Start of Records

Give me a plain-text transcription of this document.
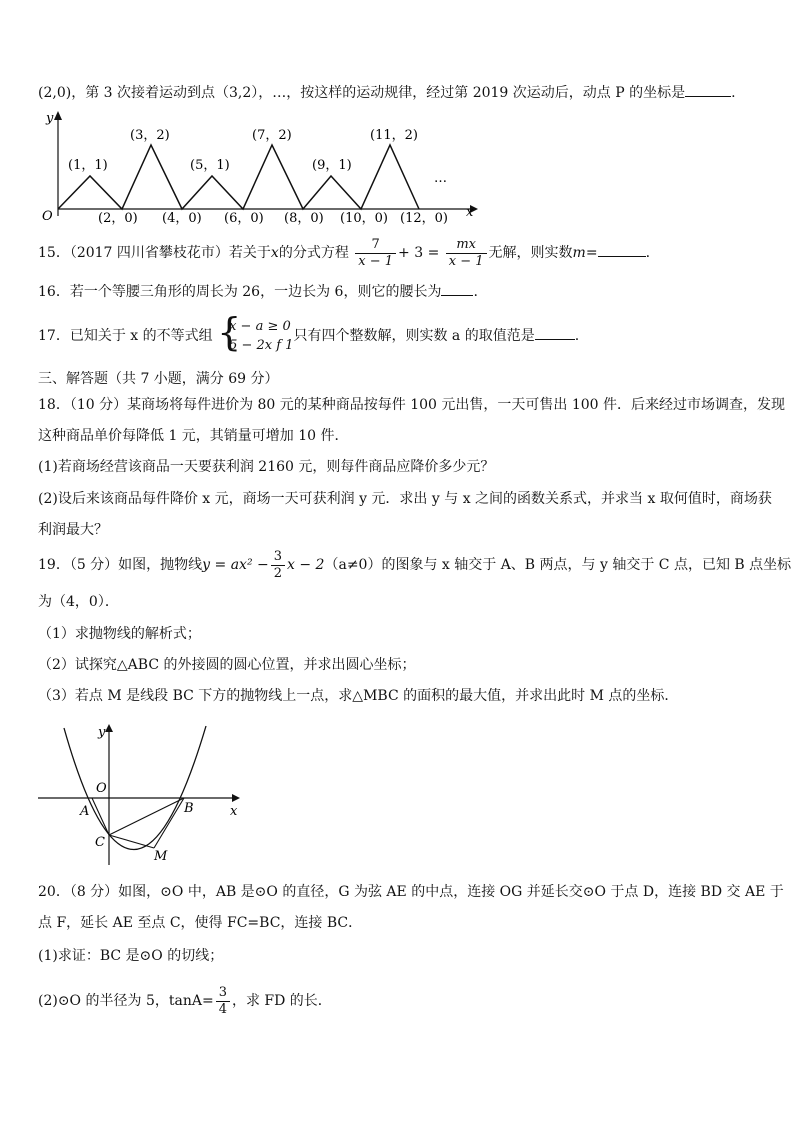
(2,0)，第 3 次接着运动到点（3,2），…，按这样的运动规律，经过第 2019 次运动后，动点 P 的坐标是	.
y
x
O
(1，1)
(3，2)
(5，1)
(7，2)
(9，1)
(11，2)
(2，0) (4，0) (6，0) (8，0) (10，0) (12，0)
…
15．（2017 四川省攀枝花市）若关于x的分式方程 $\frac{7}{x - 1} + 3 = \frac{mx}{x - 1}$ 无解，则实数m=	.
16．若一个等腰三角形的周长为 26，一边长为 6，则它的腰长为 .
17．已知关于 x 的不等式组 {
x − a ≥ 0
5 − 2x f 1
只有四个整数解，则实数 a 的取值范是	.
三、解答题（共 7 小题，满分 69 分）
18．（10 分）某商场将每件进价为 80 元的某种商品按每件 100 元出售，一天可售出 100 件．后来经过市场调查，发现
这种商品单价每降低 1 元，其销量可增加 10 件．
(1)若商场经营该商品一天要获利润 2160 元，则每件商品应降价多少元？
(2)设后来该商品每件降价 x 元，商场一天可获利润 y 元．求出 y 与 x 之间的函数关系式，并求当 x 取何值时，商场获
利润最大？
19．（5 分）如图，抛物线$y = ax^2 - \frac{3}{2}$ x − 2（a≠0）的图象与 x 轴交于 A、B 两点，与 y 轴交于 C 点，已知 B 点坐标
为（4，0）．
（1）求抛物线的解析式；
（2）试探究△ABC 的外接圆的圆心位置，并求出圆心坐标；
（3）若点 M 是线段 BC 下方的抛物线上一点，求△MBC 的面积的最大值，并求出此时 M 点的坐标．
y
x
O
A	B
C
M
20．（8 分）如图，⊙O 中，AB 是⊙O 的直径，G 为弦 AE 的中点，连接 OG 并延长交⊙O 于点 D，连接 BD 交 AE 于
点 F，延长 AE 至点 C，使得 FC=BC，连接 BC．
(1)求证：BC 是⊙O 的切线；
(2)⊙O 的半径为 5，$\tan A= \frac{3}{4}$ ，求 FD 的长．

End of Records

### [The problem]
The entries above should be reproduced exactly, without their pictures.

### [Solution below]
Give me a plain-text transcription of this document.
(2,0)，第 3 次接着运动到点（3,2），…，按这样的运动规律，经过第 2019 次运动后，动点 P 的坐标是	.
y
x
O
(1，1)
(3，2)
(5，1)
(7，2)
(9，1)
(11，2)
(2，0) (4，0) (6，0) (8，0) (10，0) (12，0)
…
15．（2017 四川省攀枝花市）若关于x的分式方程 $\frac{7}{x - 1} + 3 = \frac{mx}{x - 1}$ 无解，则实数m=	.
16．若一个等腰三角形的周长为 26，一边长为 6，则它的腰长为 .
17．已知关于 x 的不等式组 {
x − a ≥ 0
5 − 2x f 1
只有四个整数解，则实数 a 的取值范是	.
三、解答题（共 7 小题，满分 69 分）
18．（10 分）某商场将每件进价为 80 元的某种商品按每件 100 元出售，一天可售出 100 件．后来经过市场调查，发现
这种商品单价每降低 1 元，其销量可增加 10 件．
(1)若商场经营该商品一天要获利润 2160 元，则每件商品应降价多少元？
(2)设后来该商品每件降价 x 元，商场一天可获利润 y 元．求出 y 与 x 之间的函数关系式，并求当 x 取何值时，商场获
利润最大？
19．（5 分）如图，抛物线$y = ax^2 - \frac{3}{2}$ x − 2（a≠0）的图象与 x 轴交于 A、B 两点，与 y 轴交于 C 点，已知 B 点坐标
为（4，0）．
（1）求抛物线的解析式；
（2）试探究△ABC 的外接圆的圆心位置，并求出圆心坐标；
（3）若点 M 是线段 BC 下方的抛物线上一点，求△MBC 的面积的最大值，并求出此时 M 点的坐标．
y
x
O
A	B
C
M
20．（8 分）如图，⊙O 中，AB 是⊙O 的直径，G 为弦 AE 的中点，连接 OG 并延长交⊙O 于点 D，连接 BD 交 AE 于
点 F，延长 AE 至点 C，使得 FC=BC，连接 BC．
(1)求证：BC 是⊙O 的切线；
(2)⊙O 的半径为 5，$\tan A= \frac{3}{4}$ ，求 FD 的长．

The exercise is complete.